(Records from a dataset)
■ ■ ■ ■

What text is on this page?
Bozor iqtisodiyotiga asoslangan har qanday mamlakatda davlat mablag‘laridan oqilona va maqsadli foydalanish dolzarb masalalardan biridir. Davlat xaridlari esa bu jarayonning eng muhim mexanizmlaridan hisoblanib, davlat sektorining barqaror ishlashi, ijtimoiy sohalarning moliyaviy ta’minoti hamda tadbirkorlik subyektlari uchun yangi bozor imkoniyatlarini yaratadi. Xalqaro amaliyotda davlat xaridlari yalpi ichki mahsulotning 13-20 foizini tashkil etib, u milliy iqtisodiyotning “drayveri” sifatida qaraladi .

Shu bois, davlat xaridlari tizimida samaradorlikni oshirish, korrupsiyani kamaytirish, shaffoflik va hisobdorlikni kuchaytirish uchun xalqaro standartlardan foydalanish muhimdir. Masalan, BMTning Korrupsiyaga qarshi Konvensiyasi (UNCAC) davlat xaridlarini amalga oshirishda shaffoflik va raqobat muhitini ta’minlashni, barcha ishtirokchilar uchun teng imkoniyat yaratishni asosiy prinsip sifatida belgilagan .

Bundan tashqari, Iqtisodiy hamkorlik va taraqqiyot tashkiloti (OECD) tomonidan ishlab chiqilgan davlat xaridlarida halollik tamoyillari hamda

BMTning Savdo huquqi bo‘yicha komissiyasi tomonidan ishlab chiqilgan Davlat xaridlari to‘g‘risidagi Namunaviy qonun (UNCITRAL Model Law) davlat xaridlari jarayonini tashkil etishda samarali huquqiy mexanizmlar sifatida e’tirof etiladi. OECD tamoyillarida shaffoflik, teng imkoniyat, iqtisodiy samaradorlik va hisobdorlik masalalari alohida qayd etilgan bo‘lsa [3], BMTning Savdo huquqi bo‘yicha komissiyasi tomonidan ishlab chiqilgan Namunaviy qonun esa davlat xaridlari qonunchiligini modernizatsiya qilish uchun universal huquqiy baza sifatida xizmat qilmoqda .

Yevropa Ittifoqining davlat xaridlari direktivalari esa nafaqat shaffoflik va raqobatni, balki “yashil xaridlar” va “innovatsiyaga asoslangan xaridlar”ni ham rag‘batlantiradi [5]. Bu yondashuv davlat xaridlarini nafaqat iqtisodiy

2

■ ■ ■ ■

Aim of the exercise
Write out the full listing exactly as given.

Complete response
What text is on this page?
Bozor iqtisodiyotiga asoslangan har qanday mamlakatda davlat mablag‘laridan oqilona va maqsadli foydalanish dolzarb masalalardan biridir. Davlat xaridlari esa bu jarayonning eng muhim mexanizmlaridan hisoblanib, davlat sektorining barqaror ishlashi, ijtimoiy sohalarning moliyaviy ta’minoti hamda tadbirkorlik subyektlari uchun yangi bozor imkoniyatlarini yaratadi. Xalqaro amaliyotda davlat xaridlari yalpi ichki mahsulotning 13-20 foizini tashkil etib, u milliy iqtisodiyotning “drayveri” sifatida qaraladi .

Shu bois, davlat xaridlari tizimida samaradorlikni oshirish, korrupsiyani kamaytirish, shaffoflik va hisobdorlikni kuchaytirish uchun xalqaro standartlardan foydalanish muhimdir. Masalan, BMTning Korrupsiyaga qarshi Konvensiyasi (UNCAC) davlat xaridlarini amalga oshirishda shaffoflik va raqobat muhitini ta’minlashni, barcha ishtirokchilar uchun teng imkoniyat yaratishni asosiy prinsip sifatida belgilagan .

Bundan tashqari, Iqtisodiy hamkorlik va taraqqiyot tashkiloti (OECD) tomonidan ishlab chiqilgan davlat xaridlarida halollik tamoyillari hamda

BMTning Savdo huquqi bo‘yicha komissiyasi tomonidan ishlab chiqilgan Davlat xaridlari to‘g‘risidagi Namunaviy qonun (UNCITRAL Model Law) davlat xaridlari jarayonini tashkil etishda samarali huquqiy mexanizmlar sifatida e’tirof etiladi. OECD tamoyillarida shaffoflik, teng imkoniyat, iqtisodiy samaradorlik va hisobdorlik masalalari alohida qayd etilgan bo‘lsa [3], BMTning Savdo huquqi bo‘yicha komissiyasi tomonidan ishlab chiqilgan Namunaviy qonun esa davlat xaridlari qonunchiligini modernizatsiya qilish uchun universal huquqiy baza sifatida xizmat qilmoqda .

Yevropa Ittifoqining davlat xaridlari direktivalari esa nafaqat shaffoflik va raqobatni, balki “yashil xaridlar” va “innovatsiyaga asoslangan xaridlar”ni ham rag‘batlantiradi [5]. Bu yondashuv davlat xaridlarini nafaqat iqtisodiy

2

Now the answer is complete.